---- Records supplied
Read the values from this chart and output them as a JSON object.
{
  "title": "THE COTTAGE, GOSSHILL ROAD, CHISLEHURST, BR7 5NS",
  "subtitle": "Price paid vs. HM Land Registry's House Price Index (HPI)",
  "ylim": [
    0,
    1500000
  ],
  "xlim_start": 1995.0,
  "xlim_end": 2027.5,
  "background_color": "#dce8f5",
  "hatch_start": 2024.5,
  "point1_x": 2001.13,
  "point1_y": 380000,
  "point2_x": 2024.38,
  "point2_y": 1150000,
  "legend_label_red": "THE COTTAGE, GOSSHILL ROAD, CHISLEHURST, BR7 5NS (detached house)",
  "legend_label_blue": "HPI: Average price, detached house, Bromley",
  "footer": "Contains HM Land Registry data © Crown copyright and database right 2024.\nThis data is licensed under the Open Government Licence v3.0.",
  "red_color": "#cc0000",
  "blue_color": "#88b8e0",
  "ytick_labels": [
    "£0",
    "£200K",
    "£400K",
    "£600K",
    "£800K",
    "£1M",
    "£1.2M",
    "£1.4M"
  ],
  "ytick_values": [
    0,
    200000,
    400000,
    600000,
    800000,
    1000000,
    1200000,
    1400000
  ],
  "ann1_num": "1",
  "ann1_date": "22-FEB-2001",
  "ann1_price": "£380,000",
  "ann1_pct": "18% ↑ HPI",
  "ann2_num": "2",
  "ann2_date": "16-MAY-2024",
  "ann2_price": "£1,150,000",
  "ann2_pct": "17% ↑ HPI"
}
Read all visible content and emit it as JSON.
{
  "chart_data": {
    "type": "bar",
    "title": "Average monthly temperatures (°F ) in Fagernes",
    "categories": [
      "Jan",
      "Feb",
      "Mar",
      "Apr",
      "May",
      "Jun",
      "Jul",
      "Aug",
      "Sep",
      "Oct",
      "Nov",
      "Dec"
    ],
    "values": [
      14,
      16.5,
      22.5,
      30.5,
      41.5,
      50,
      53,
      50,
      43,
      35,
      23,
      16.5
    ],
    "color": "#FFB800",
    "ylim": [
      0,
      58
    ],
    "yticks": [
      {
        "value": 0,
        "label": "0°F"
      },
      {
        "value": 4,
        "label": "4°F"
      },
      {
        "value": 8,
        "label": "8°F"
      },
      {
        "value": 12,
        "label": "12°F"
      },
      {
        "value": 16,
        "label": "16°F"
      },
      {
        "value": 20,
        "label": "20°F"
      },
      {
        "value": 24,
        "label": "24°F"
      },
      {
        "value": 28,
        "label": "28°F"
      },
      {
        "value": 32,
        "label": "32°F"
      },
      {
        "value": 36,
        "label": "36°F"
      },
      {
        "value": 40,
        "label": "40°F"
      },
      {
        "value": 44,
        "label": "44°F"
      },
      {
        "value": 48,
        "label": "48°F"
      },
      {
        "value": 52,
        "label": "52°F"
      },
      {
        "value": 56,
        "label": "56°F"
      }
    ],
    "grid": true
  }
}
--------
▸ **Stated exercise**: Lines that include the word "Registry" are to be extracted from the data above.

▸ **Finished answer**:
  "subtitle": "Price paid vs. HM Land Registry's House Price Index (HPI)",
  "footer": "Contains HM Land Registry data © Crown copyright and database right 2024.\nThis data is licensed under the Open Government Licence v3.0.",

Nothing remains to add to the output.